- _TASK TO COMPLETE_
Write out the whole listing again, exactly.

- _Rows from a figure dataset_
--- begin ---

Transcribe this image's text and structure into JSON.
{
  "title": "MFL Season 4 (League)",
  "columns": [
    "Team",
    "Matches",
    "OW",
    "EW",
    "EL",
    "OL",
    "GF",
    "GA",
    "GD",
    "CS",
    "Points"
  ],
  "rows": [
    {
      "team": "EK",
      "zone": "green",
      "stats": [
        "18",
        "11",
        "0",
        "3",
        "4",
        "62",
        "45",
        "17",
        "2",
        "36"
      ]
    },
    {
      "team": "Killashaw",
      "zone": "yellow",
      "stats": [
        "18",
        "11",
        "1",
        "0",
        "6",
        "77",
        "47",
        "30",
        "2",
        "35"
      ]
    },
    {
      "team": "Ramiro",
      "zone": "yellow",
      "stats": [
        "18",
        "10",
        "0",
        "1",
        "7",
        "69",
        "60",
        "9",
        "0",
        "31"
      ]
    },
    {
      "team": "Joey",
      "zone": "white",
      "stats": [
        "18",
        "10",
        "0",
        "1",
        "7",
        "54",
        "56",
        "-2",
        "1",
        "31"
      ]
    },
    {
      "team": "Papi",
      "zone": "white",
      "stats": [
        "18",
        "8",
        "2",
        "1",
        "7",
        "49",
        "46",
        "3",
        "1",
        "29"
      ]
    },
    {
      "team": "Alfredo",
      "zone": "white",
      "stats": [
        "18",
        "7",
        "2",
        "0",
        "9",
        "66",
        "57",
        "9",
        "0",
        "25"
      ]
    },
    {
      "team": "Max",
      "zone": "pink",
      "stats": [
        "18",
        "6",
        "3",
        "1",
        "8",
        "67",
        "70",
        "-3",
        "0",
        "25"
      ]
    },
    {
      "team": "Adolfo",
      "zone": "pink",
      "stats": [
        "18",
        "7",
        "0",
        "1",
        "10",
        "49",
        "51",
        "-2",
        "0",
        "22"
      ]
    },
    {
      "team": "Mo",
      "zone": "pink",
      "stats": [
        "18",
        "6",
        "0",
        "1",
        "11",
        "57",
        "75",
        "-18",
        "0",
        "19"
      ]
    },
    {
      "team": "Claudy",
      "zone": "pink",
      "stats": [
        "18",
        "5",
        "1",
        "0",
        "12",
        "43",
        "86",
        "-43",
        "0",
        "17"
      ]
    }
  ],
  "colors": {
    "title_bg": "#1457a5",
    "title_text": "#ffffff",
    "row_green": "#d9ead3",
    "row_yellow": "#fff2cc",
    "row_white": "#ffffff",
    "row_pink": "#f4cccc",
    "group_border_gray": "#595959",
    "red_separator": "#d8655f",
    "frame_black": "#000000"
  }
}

--- end ---

- _TASK RESULT_
Transcribe this image's text and structure into JSON.
{
  "title": "MFL Season 4 (League)",
  "columns": [
    "Team",
    "Matches",
    "OW",
    "EW",
    "EL",
    "OL",
    "GF",
    "GA",
    "GD",
    "CS",
    "Points"
  ],
  "rows": [
    {
      "team": "EK",
      "zone": "green",
      "stats": [
        "18",
        "11",
        "0",
        "3",
        "4",
        "62",
        "45",
        "17",
        "2",
        "36"
      ]
    },
    {
      "team": "Killashaw",
      "zone": "yellow",
      "stats": [
        "18",
        "11",
        "1",
        "0",
        "6",
        "77",
        "47",
        "30",
        "2",
        "35"
      ]
    },
    {
      "team": "Ramiro",
      "zone": "yellow",
      "stats": [
        "18",
        "10",
        "0",
        "1",
        "7",
        "69",
        "60",
        "9",
        "0",
        "31"
      ]
    },
    {
      "team": "Joey",
      "zone": "white",
      "stats": [
        "18",
        "10",
        "0",
        "1",
        "7",
        "54",
        "56",
        "-2",
        "1",
        "31"
      ]
    },
    {
      "team": "Papi",
      "zone": "white",
      "stats": [
        "18",
        "8",
        "2",
        "1",
        "7",
        "49",
        "46",
        "3",
        "1",
        "29"
      ]
    },
    {
      "team": "Alfredo",
      "zone": "white",
      "stats": [
        "18",
        "7",
        "2",
        "0",
        "9",
        "66",
        "57",
        "9",
        "0",
        "25"
      ]
    },
    {
      "team": "Max",
      "zone": "pink",
      "stats": [
        "18",
        "6",
        "3",
        "1",
        "8",
        "67",
        "70",
        "-3",
        "0",
        "25"
      ]
    },
    {
      "team": "Adolfo",
      "zone": "pink",
      "stats": [
        "18",
        "7",
        "0",
        "1",
        "10",
        "49",
        "51",
        "-2",
        "0",
        "22"
      ]
    },
    {
      "team": "Mo",
      "zone": "pink",
      "stats": [
        "18",
        "6",
        "0",
        "1",
        "11",
        "57",
        "75",
        "-18",
        "0",
        "19"
      ]
    },
    {
      "team": "Claudy",
      "zone": "pink",
      "stats": [
        "18",
        "5",
        "1",
        "0",
        "12",
        "43",
        "86",
        "-43",
        "0",
        "17"
      ]
    }
  ],
  "colors": {
    "title_bg": "#1457a5",
    "title_text": "#ffffff",
    "row_green": "#d9ead3",
    "row_yellow": "#fff2cc",
    "row_white": "#ffffff",
    "row_pink": "#f4cccc",
    "group_border_gray": "#595959",
    "red_separator": "#d8655f",
    "frame_black": "#000000"
  }
}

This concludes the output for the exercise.